Extract every line below that contains the word "Flights".
----- Source material
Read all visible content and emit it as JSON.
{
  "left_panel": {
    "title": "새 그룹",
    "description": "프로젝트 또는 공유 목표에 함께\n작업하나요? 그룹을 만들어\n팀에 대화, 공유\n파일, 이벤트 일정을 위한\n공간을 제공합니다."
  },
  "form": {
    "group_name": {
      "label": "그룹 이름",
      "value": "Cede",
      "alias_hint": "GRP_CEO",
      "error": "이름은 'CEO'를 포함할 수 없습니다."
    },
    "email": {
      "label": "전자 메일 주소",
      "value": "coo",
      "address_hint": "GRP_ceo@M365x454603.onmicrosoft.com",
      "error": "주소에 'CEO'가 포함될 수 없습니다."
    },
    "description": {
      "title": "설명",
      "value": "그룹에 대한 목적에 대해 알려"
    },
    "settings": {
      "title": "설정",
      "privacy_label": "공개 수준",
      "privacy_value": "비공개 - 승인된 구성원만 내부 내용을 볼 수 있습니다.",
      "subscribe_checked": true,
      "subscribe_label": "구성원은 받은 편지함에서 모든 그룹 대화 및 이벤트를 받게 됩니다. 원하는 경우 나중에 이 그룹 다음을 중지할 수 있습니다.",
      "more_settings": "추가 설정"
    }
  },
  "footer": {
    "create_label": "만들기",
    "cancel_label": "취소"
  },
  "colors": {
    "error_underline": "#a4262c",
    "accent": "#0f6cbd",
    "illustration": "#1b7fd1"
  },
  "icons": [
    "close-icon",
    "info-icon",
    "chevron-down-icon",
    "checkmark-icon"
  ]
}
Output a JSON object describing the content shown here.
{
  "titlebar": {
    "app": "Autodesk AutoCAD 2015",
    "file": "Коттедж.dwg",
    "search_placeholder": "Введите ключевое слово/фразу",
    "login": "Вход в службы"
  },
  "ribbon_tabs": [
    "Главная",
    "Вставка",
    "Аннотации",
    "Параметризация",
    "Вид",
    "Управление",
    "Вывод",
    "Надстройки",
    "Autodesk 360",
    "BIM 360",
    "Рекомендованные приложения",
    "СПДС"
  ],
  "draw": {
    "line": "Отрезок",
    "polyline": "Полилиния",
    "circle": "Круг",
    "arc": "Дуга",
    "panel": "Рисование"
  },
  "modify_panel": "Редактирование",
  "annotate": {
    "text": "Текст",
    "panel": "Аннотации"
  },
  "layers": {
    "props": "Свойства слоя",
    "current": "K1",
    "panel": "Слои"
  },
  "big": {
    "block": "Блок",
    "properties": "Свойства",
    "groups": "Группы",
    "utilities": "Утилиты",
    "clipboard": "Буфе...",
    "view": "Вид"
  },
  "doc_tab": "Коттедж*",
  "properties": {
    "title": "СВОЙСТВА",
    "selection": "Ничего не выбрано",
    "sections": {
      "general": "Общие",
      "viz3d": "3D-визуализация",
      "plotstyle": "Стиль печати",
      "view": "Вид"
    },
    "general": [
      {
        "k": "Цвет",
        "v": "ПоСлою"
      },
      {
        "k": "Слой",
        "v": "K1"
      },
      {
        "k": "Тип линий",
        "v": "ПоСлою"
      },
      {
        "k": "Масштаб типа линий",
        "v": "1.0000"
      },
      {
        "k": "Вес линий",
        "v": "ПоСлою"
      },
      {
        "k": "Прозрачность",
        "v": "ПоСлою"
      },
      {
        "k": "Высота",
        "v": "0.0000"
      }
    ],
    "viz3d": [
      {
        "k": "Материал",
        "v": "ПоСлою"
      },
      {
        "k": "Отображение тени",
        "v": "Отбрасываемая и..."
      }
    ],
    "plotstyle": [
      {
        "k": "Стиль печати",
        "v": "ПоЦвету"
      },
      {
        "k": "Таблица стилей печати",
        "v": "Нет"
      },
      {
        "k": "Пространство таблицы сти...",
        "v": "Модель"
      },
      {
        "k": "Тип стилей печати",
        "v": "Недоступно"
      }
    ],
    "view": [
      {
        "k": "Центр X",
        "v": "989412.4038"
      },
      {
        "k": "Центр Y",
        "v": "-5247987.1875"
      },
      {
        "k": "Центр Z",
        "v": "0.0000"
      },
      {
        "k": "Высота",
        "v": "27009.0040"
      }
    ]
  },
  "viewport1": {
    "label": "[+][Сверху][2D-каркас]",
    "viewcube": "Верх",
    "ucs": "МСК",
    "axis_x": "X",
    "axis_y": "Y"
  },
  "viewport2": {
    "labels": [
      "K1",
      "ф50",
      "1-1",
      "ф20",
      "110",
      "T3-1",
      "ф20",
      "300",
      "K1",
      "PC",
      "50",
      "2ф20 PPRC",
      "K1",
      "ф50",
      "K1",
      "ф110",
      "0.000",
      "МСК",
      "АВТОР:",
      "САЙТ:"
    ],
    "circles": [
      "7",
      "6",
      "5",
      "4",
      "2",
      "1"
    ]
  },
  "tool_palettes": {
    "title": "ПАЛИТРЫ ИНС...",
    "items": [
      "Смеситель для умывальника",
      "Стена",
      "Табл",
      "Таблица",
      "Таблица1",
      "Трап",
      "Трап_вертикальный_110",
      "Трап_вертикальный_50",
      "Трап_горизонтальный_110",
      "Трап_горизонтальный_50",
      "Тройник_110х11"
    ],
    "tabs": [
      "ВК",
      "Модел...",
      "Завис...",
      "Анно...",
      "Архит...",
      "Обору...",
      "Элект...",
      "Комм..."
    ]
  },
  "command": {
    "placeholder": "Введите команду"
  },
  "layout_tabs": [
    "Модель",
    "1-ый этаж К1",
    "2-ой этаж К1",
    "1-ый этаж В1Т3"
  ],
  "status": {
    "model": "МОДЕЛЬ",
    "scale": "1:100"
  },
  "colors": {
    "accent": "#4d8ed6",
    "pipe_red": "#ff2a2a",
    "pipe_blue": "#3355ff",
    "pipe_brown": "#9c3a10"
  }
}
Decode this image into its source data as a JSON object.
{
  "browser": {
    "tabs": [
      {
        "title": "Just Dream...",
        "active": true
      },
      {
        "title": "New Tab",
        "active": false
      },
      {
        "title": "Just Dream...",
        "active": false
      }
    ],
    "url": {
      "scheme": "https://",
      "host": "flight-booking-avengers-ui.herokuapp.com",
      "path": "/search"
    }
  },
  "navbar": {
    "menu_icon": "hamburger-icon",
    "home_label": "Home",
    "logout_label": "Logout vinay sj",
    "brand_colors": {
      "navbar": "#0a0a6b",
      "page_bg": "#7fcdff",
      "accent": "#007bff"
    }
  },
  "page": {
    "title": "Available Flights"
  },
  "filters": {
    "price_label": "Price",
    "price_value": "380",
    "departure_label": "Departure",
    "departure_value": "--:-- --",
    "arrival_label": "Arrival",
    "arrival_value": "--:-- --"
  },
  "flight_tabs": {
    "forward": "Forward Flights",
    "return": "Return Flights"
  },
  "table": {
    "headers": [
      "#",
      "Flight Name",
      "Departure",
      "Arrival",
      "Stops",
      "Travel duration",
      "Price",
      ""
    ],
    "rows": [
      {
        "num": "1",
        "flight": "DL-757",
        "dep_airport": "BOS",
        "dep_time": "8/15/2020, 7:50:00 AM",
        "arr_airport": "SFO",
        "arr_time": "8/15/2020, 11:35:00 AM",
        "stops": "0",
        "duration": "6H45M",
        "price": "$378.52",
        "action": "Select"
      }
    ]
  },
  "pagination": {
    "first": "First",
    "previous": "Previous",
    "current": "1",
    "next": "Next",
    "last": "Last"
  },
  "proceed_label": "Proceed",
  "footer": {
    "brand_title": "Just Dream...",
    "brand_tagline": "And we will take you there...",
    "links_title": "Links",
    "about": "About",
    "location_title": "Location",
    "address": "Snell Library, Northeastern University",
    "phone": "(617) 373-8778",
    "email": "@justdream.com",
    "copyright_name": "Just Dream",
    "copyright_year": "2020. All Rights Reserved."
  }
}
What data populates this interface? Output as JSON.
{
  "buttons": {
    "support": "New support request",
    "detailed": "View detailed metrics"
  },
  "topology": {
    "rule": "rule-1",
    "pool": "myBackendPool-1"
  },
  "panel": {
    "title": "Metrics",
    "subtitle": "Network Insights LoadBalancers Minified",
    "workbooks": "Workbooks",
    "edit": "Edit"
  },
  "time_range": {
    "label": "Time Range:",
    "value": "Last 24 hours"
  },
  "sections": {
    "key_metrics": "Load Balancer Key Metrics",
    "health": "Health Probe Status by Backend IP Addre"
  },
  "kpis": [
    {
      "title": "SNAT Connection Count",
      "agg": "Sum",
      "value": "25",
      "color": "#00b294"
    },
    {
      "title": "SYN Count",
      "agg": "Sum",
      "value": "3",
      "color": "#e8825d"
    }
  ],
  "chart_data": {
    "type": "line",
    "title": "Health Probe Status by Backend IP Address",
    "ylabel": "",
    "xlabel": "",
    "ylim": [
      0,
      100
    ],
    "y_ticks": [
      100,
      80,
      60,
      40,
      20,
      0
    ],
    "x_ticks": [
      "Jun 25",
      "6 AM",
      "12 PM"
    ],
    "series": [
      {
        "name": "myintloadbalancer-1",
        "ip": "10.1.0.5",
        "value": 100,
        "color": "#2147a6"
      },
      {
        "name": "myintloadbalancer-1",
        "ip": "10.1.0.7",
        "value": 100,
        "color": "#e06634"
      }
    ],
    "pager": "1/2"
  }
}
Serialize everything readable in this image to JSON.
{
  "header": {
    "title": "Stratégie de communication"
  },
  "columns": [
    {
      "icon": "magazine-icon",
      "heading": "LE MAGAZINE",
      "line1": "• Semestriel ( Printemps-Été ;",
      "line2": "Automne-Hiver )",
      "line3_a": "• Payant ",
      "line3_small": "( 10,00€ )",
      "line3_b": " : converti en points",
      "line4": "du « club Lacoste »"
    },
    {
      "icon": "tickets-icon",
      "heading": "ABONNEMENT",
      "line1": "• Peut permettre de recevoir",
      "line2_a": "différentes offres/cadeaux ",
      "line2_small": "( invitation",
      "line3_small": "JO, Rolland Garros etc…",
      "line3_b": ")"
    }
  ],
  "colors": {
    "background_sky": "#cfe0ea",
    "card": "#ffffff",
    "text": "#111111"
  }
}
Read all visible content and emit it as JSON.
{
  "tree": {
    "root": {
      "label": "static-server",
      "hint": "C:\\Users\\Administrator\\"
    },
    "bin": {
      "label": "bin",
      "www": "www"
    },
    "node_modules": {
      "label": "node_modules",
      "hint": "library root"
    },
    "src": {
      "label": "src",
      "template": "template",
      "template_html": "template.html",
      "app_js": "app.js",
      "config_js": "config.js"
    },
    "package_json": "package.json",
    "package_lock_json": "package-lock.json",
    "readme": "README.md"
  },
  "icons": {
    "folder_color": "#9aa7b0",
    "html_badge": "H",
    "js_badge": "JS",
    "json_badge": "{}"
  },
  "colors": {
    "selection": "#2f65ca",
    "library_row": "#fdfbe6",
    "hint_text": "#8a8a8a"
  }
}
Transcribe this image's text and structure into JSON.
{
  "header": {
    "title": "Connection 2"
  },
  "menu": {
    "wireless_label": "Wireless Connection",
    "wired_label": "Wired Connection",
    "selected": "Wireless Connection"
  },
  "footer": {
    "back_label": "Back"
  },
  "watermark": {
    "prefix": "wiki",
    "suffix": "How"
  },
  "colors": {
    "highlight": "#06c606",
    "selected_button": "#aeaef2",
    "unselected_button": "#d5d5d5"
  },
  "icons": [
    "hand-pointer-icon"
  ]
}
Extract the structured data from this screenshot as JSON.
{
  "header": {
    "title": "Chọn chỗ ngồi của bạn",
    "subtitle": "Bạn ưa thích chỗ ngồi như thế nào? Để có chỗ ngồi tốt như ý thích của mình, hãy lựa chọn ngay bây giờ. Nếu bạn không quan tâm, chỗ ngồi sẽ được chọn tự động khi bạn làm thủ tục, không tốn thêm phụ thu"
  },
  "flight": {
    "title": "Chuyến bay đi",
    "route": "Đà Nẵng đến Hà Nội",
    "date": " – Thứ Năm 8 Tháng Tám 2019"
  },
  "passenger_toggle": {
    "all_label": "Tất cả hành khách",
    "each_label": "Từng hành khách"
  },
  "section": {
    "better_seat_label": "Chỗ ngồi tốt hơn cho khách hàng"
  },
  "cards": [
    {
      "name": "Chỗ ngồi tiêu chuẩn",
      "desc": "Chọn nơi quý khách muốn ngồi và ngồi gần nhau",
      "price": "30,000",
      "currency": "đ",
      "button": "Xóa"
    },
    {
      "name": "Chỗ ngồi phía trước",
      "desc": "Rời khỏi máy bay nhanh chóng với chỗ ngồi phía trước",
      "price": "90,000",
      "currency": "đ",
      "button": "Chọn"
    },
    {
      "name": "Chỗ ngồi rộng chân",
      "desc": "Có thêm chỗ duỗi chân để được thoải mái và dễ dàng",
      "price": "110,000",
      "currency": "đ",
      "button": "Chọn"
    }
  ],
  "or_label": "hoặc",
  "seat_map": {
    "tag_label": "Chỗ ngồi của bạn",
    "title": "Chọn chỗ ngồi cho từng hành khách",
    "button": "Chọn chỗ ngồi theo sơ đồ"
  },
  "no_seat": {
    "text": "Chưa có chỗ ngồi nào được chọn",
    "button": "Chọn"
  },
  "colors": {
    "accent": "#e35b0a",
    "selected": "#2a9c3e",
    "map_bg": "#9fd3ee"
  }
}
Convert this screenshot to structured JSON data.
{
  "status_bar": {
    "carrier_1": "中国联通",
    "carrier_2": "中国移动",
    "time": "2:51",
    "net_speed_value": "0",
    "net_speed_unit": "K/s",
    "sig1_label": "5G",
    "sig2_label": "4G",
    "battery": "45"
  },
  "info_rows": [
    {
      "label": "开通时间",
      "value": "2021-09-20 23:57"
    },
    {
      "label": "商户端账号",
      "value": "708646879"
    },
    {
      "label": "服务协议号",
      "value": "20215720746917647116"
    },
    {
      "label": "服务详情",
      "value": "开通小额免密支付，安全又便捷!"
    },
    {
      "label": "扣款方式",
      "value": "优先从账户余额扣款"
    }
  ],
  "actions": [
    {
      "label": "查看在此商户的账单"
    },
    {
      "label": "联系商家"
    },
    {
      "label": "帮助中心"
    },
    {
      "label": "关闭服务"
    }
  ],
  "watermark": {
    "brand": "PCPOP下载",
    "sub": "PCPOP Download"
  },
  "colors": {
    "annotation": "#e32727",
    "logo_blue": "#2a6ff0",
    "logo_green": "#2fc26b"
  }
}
----------
-- Expected output --
    "title": "Available Flights"
    "forward": "Forward Flights",
    "return": "Return Flights"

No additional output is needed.